| Exercise task |
In the entries that follow, how many lines hold the string "this"? Give only that number.

| Record list |

-.-.-

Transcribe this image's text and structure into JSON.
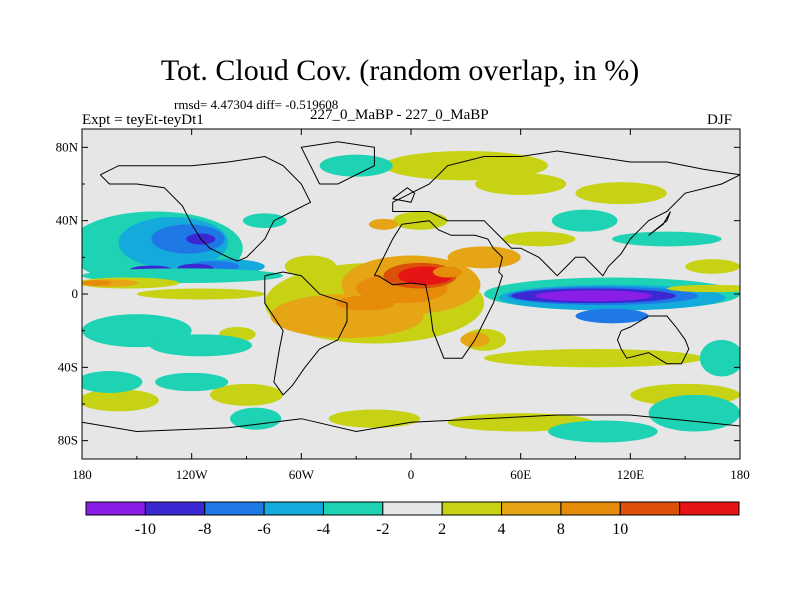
{
  "chart_data": {
    "type": "heatmap",
    "title": "Tot. Cloud Cov. (random overlap, in %)",
    "stats_line": "rmsd= 4.47304 diff= -0.519608",
    "left_label": "Expt = teyEt-teyDt1",
    "center_label": "227_0_MaBP - 227_0_MaBP",
    "right_label": "DJF",
    "xlim": [
      -180,
      180
    ],
    "ylim": [
      -90,
      90
    ],
    "x_ticks": [
      {
        "value": -180,
        "label": "180"
      },
      {
        "value": -120,
        "label": "120W"
      },
      {
        "value": -60,
        "label": "60W"
      },
      {
        "value": 0,
        "label": "0"
      },
      {
        "value": 60,
        "label": "60E"
      },
      {
        "value": 120,
        "label": "120E"
      },
      {
        "value": 180,
        "label": "180"
      }
    ],
    "y_ticks": [
      {
        "value": 80,
        "label": "80N"
      },
      {
        "value": 40,
        "label": "40N"
      },
      {
        "value": 0,
        "label": "0"
      },
      {
        "value": -40,
        "label": "40S"
      },
      {
        "value": -80,
        "label": "80S"
      }
    ],
    "colorbar": {
      "colors": [
        "#8a1ee6",
        "#3c28d2",
        "#1e78e6",
        "#14aadc",
        "#1ed2b4",
        "#e6e6e6",
        "#c8d214",
        "#e6a514",
        "#e68c0a",
        "#dc500a",
        "#e61414"
      ],
      "labels": [
        "-10",
        "-8",
        "-6",
        "-4",
        "-2",
        "2",
        "4",
        "8",
        "10"
      ]
    },
    "regions": [
      {
        "level": "2",
        "lon": -160,
        "lat": -58,
        "rlon": 22,
        "rlat": 6
      },
      {
        "level": "2",
        "lon": -90,
        "lat": -55,
        "rlon": 20,
        "rlat": 6
      },
      {
        "level": "2",
        "lon": -95,
        "lat": -22,
        "rlon": 10,
        "rlat": 4
      },
      {
        "level": "-2",
        "lon": -150,
        "lat": -20,
        "rlon": 30,
        "rlat": 9
      },
      {
        "level": "-2",
        "lon": -115,
        "lat": -28,
        "rlon": 28,
        "rlat": 6
      },
      {
        "level": "-2",
        "lon": -165,
        "lat": -48,
        "rlon": 18,
        "rlat": 6
      },
      {
        "level": "-2",
        "lon": -120,
        "lat": -48,
        "rlon": 20,
        "rlat": 5
      },
      {
        "level": "-2",
        "lon": -85,
        "lat": -68,
        "rlon": 14,
        "rlat": 6
      },
      {
        "level": "-2",
        "lon": -140,
        "lat": 25,
        "rlon": 48,
        "rlat": 20
      },
      {
        "level": "-4",
        "lon": -130,
        "lat": 28,
        "rlon": 30,
        "rlat": 14
      },
      {
        "level": "-6",
        "lon": -122,
        "lat": 30,
        "rlon": 20,
        "rlat": 8
      },
      {
        "level": "-8",
        "lon": -115,
        "lat": 30,
        "rlon": 8,
        "rlat": 3
      },
      {
        "level": "-4",
        "lon": -100,
        "lat": 15,
        "rlon": 20,
        "rlat": 4
      },
      {
        "level": "-6",
        "lon": -108,
        "lat": 15,
        "rlon": 14,
        "rlat": 3
      },
      {
        "level": "-8",
        "lon": -118,
        "lat": 14,
        "rlon": 10,
        "rlat": 2.5
      },
      {
        "level": "-8",
        "lon": -142,
        "lat": 13,
        "rlon": 12,
        "rlat": 2.5
      },
      {
        "level": "-2",
        "lon": -125,
        "lat": 10,
        "rlon": 55,
        "rlat": 4
      },
      {
        "level": "2",
        "lon": -155,
        "lat": 6,
        "rlon": 28,
        "rlat": 3
      },
      {
        "level": "4",
        "lon": -165,
        "lat": 6,
        "rlon": 16,
        "rlat": 2
      },
      {
        "level": "8",
        "lon": -172,
        "lat": 6,
        "rlon": 8,
        "rlat": 1.5
      },
      {
        "level": "2",
        "lon": -115,
        "lat": 0,
        "rlon": 35,
        "rlat": 3
      },
      {
        "level": "-2",
        "lon": -80,
        "lat": 40,
        "rlon": 12,
        "rlat": 4
      },
      {
        "level": "2",
        "lon": -60,
        "lat": 0,
        "rlon": 10,
        "rlat": 4
      },
      {
        "level": "2",
        "lon": -55,
        "lat": 15,
        "rlon": 14,
        "rlat": 6
      },
      {
        "level": "2",
        "lon": -20,
        "lat": -5,
        "rlon": 60,
        "rlat": 22
      },
      {
        "level": "4",
        "lon": -35,
        "lat": -12,
        "rlon": 42,
        "rlat": 12
      },
      {
        "level": "4",
        "lon": 0,
        "lat": 5,
        "rlon": 38,
        "rlat": 16
      },
      {
        "level": "4",
        "lon": 40,
        "lat": 20,
        "rlon": 20,
        "rlat": 6
      },
      {
        "level": "8",
        "lon": -5,
        "lat": 3,
        "rlon": 25,
        "rlat": 8
      },
      {
        "level": "8",
        "lon": -25,
        "lat": -5,
        "rlon": 16,
        "rlat": 4
      },
      {
        "level": "10",
        "lon": 5,
        "lat": 10,
        "rlon": 20,
        "rlat": 7
      },
      {
        "level": "10+",
        "lon": 8,
        "lat": 10,
        "rlon": 15,
        "rlat": 5
      },
      {
        "level": "8",
        "lon": 20,
        "lat": 12,
        "rlon": 8,
        "rlat": 3
      },
      {
        "level": "2",
        "lon": 5,
        "lat": 40,
        "rlon": 15,
        "rlat": 5
      },
      {
        "level": "4",
        "lon": -15,
        "lat": 38,
        "rlon": 8,
        "rlat": 3
      },
      {
        "level": "2",
        "lon": 30,
        "lat": 70,
        "rlon": 45,
        "rlat": 8
      },
      {
        "level": "2",
        "lon": 60,
        "lat": 60,
        "rlon": 25,
        "rlat": 6
      },
      {
        "level": "2",
        "lon": 115,
        "lat": 55,
        "rlon": 25,
        "rlat": 6
      },
      {
        "level": "2",
        "lon": 70,
        "lat": 30,
        "rlon": 20,
        "rlat": 4
      },
      {
        "level": "2",
        "lon": 40,
        "lat": -25,
        "rlon": 12,
        "rlat": 6
      },
      {
        "level": "4",
        "lon": 35,
        "lat": -25,
        "rlon": 8,
        "rlat": 4
      },
      {
        "level": "2",
        "lon": 100,
        "lat": -35,
        "rlon": 60,
        "rlat": 5
      },
      {
        "level": "2",
        "lon": 60,
        "lat": -70,
        "rlon": 40,
        "rlat": 5
      },
      {
        "level": "2",
        "lon": -20,
        "lat": -68,
        "rlon": 25,
        "rlat": 5
      },
      {
        "level": "2",
        "lon": 150,
        "lat": -55,
        "rlon": 30,
        "rlat": 6
      },
      {
        "level": "2",
        "lon": 165,
        "lat": 15,
        "rlon": 15,
        "rlat": 4
      },
      {
        "level": "-2",
        "lon": -30,
        "lat": 70,
        "rlon": 20,
        "rlat": 6
      },
      {
        "level": "-2",
        "lon": 95,
        "lat": 40,
        "rlon": 18,
        "rlat": 6
      },
      {
        "level": "-2",
        "lon": 140,
        "lat": 30,
        "rlon": 30,
        "rlat": 4
      },
      {
        "level": "-2",
        "lon": 155,
        "lat": -65,
        "rlon": 25,
        "rlat": 10
      },
      {
        "level": "-2",
        "lon": 170,
        "lat": -35,
        "rlon": 12,
        "rlat": 10
      },
      {
        "level": "-2",
        "lon": 105,
        "lat": -75,
        "rlon": 30,
        "rlat": 6
      },
      {
        "level": "-2",
        "lon": 110,
        "lat": 0,
        "rlon": 70,
        "rlat": 9
      },
      {
        "level": "-4",
        "lon": 110,
        "lat": -2,
        "rlon": 62,
        "rlat": 7
      },
      {
        "level": "-6",
        "lon": 105,
        "lat": -1,
        "rlon": 52,
        "rlat": 5
      },
      {
        "level": "-8",
        "lon": 100,
        "lat": -1,
        "rlon": 45,
        "rlat": 4
      },
      {
        "level": "-10",
        "lon": 100,
        "lat": -1,
        "rlon": 32,
        "rlat": 3
      },
      {
        "level": "-6",
        "lon": 110,
        "lat": -12,
        "rlon": 20,
        "rlat": 4
      },
      {
        "level": "2",
        "lon": 165,
        "lat": 3,
        "rlon": 25,
        "rlat": 2
      }
    ],
    "continents": [
      [
        [
          -20,
          10
        ],
        [
          -15,
          20
        ],
        [
          -10,
          30
        ],
        [
          -5,
          38
        ],
        [
          10,
          40
        ],
        [
          15,
          35
        ],
        [
          22,
          32
        ],
        [
          35,
          32
        ],
        [
          42,
          30
        ],
        [
          45,
          25
        ],
        [
          50,
          20
        ],
        [
          48,
          12
        ],
        [
          50,
          10
        ],
        [
          45,
          -5
        ],
        [
          40,
          -15
        ],
        [
          35,
          -25
        ],
        [
          28,
          -35
        ],
        [
          18,
          -35
        ],
        [
          12,
          -20
        ],
        [
          10,
          -5
        ],
        [
          8,
          5
        ],
        [
          0,
          6
        ],
        [
          -10,
          5
        ],
        [
          -18,
          10
        ],
        [
          -20,
          10
        ]
      ],
      [
        [
          -80,
          10
        ],
        [
          -70,
          12
        ],
        [
          -60,
          10
        ],
        [
          -50,
          0
        ],
        [
          -35,
          -5
        ],
        [
          -35,
          -15
        ],
        [
          -40,
          -25
        ],
        [
          -50,
          -30
        ],
        [
          -58,
          -40
        ],
        [
          -65,
          -50
        ],
        [
          -70,
          -55
        ],
        [
          -75,
          -48
        ],
        [
          -72,
          -30
        ],
        [
          -70,
          -20
        ],
        [
          -80,
          -5
        ],
        [
          -80,
          5
        ],
        [
          -80,
          10
        ]
      ],
      [
        [
          -10,
          50
        ],
        [
          0,
          55
        ],
        [
          10,
          60
        ],
        [
          20,
          70
        ],
        [
          40,
          75
        ],
        [
          60,
          75
        ],
        [
          80,
          78
        ],
        [
          100,
          75
        ],
        [
          120,
          72
        ],
        [
          140,
          72
        ],
        [
          160,
          68
        ],
        [
          180,
          65
        ],
        [
          170,
          60
        ],
        [
          150,
          55
        ],
        [
          140,
          45
        ],
        [
          130,
          40
        ],
        [
          125,
          35
        ],
        [
          120,
          30
        ],
        [
          115,
          22
        ],
        [
          108,
          15
        ],
        [
          105,
          10
        ],
        [
          100,
          15
        ],
        [
          95,
          20
        ],
        [
          90,
          20
        ],
        [
          85,
          15
        ],
        [
          80,
          10
        ],
        [
          75,
          15
        ],
        [
          70,
          20
        ],
        [
          60,
          25
        ],
        [
          55,
          25
        ],
        [
          50,
          30
        ],
        [
          40,
          40
        ],
        [
          30,
          40
        ],
        [
          20,
          40
        ],
        [
          10,
          45
        ],
        [
          0,
          45
        ],
        [
          -10,
          45
        ],
        [
          -10,
          50
        ]
      ],
      [
        [
          -170,
          65
        ],
        [
          -160,
          70
        ],
        [
          -140,
          70
        ],
        [
          -120,
          70
        ],
        [
          -100,
          72
        ],
        [
          -80,
          75
        ],
        [
          -70,
          70
        ],
        [
          -60,
          60
        ],
        [
          -55,
          50
        ],
        [
          -65,
          45
        ],
        [
          -75,
          40
        ],
        [
          -80,
          30
        ],
        [
          -85,
          25
        ],
        [
          -90,
          20
        ],
        [
          -95,
          18
        ],
        [
          -100,
          20
        ],
        [
          -110,
          25
        ],
        [
          -115,
          30
        ],
        [
          -120,
          38
        ],
        [
          -125,
          48
        ],
        [
          -135,
          58
        ],
        [
          -150,
          60
        ],
        [
          -165,
          60
        ],
        [
          -170,
          65
        ]
      ],
      [
        [
          115,
          -20
        ],
        [
          120,
          -18
        ],
        [
          130,
          -12
        ],
        [
          140,
          -12
        ],
        [
          145,
          -18
        ],
        [
          150,
          -25
        ],
        [
          152,
          -30
        ],
        [
          148,
          -38
        ],
        [
          140,
          -38
        ],
        [
          130,
          -32
        ],
        [
          118,
          -35
        ],
        [
          115,
          -30
        ],
        [
          113,
          -25
        ],
        [
          115,
          -20
        ]
      ],
      [
        [
          -180,
          -70
        ],
        [
          -150,
          -75
        ],
        [
          -100,
          -73
        ],
        [
          -60,
          -68
        ],
        [
          -30,
          -75
        ],
        [
          0,
          -70
        ],
        [
          40,
          -68
        ],
        [
          80,
          -66
        ],
        [
          120,
          -66
        ],
        [
          160,
          -70
        ],
        [
          180,
          -72
        ],
        [
          180,
          -90
        ],
        [
          -180,
          -90
        ],
        [
          -180,
          -70
        ]
      ],
      [
        [
          -50,
          60
        ],
        [
          -40,
          60
        ],
        [
          -20,
          70
        ],
        [
          -20,
          80
        ],
        [
          -40,
          83
        ],
        [
          -60,
          80
        ],
        [
          -55,
          70
        ],
        [
          -50,
          60
        ]
      ],
      [
        [
          -10,
          52
        ],
        [
          -2,
          58
        ],
        [
          2,
          55
        ],
        [
          0,
          50
        ],
        [
          -10,
          52
        ]
      ],
      [
        [
          130,
          32
        ],
        [
          140,
          40
        ],
        [
          142,
          45
        ],
        [
          138,
          38
        ],
        [
          130,
          32
        ]
      ]
    ]
  }
}
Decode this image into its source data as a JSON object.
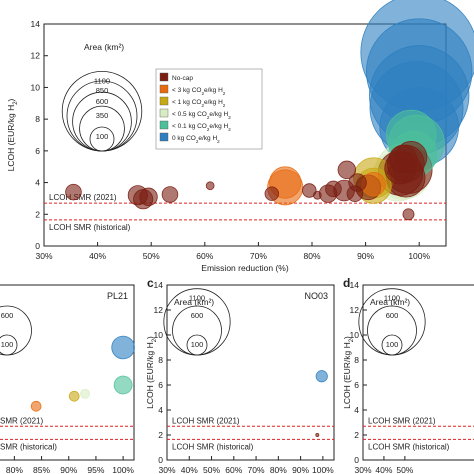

-.-.-

| Answer in full |
2